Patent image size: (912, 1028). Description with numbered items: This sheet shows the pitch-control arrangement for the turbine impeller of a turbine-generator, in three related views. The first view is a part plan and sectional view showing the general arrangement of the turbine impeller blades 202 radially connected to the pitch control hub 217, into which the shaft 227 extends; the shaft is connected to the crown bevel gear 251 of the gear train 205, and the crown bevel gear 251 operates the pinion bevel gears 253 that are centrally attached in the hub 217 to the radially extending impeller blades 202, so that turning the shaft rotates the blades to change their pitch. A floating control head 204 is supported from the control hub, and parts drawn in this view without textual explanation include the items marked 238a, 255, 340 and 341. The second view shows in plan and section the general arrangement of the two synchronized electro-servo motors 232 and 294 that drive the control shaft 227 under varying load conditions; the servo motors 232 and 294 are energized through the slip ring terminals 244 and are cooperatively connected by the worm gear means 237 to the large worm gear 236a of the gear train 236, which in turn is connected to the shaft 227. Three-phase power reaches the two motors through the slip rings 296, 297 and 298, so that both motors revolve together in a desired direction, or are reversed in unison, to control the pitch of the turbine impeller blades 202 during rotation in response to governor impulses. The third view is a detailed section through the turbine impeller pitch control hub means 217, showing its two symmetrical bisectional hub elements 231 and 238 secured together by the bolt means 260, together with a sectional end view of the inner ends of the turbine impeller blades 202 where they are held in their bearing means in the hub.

---

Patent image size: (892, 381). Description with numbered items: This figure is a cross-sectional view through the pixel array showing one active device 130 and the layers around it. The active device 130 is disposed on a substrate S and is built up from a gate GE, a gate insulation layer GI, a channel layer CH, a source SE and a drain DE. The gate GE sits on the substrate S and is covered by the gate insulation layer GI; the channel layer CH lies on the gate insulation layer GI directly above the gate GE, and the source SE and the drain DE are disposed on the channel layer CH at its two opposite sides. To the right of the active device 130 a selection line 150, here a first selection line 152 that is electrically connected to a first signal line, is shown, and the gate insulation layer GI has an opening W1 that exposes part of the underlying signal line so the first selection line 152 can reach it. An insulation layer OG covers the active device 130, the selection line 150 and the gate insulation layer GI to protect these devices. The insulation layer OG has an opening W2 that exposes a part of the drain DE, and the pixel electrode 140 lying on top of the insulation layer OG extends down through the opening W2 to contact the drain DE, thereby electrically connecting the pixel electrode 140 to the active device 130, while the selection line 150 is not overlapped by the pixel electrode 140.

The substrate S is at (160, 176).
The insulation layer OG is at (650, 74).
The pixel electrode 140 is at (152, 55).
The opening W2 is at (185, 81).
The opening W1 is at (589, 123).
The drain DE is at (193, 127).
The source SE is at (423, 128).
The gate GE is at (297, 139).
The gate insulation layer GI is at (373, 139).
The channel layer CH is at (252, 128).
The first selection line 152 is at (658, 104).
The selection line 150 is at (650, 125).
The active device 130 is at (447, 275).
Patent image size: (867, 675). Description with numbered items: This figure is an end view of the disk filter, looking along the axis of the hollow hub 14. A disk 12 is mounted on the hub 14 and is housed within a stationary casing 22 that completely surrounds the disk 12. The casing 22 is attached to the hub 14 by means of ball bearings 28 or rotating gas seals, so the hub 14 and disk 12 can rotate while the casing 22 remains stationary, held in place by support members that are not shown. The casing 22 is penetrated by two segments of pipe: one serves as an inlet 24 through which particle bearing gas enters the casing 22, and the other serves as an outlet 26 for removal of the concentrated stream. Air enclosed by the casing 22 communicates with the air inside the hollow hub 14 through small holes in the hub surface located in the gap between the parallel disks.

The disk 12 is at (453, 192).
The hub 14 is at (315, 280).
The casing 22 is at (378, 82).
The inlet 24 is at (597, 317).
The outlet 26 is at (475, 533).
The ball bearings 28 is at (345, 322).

==

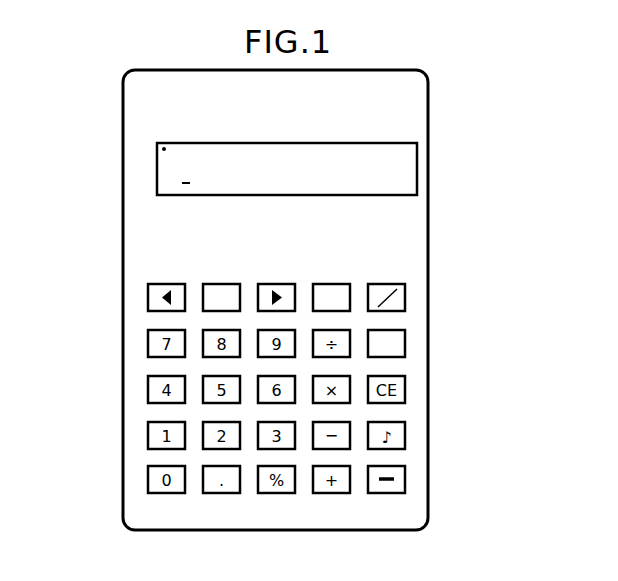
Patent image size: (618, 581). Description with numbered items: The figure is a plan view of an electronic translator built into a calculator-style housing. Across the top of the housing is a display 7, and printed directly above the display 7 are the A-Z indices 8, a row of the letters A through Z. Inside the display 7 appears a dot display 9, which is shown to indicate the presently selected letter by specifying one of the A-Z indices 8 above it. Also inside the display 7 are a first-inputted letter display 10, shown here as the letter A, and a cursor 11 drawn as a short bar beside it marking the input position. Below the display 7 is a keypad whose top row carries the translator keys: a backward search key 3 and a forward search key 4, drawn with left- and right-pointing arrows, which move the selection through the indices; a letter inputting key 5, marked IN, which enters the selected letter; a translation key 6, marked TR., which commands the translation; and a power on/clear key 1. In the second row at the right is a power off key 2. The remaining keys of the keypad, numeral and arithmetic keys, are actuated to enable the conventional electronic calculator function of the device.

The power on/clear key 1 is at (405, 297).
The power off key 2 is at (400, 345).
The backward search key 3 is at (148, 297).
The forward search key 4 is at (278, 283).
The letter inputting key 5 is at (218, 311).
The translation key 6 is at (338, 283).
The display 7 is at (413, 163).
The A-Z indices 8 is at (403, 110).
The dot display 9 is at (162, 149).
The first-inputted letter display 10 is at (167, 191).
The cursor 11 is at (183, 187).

§ Problem to solve
Lay out the lines of the records above as a numbered list, from the line containing "Patent image size: (867, 675)." through the line containing "The ball bearings 28 is at (345, 322).", both included. Leave out any blank lines.

§ Task solution
1. Patent image size: (867, 675). Description with numbered items: This figure is an end view of the disk filter, looking along the axis of the hollow hub 14. A disk 12 is mounted on the hub 14 and is housed within a stationary casing 22 that completely surrounds the disk 12. The casing 22 is attached to the hub 14 by means of ball bearings 28 or rotating gas seals, so the hub 14 and disk 12 can rotate while the casing 22 remains stationary, held in place by support members that are not shown. The casing 22 is penetrated by two segments of pipe: one serves as an inlet 24 through which particle bearing gas enters the casing 22, and the other serves as an outlet 26 for removal of the concentrated stream. Air enclosed by the casing 22 communicates with the air inside the hollow hub 14 through small holes in the hub surface located in the gap between the parallel disks.
2. The disk 12 is at (453, 192).
3. The hub 14 is at (315, 280).
4. The casing 22 is at (378, 82).
5. The inlet 24 is at (597, 317).
6. The outlet 26 is at (475, 533).
7. The ball bearings 28 is at (345, 322).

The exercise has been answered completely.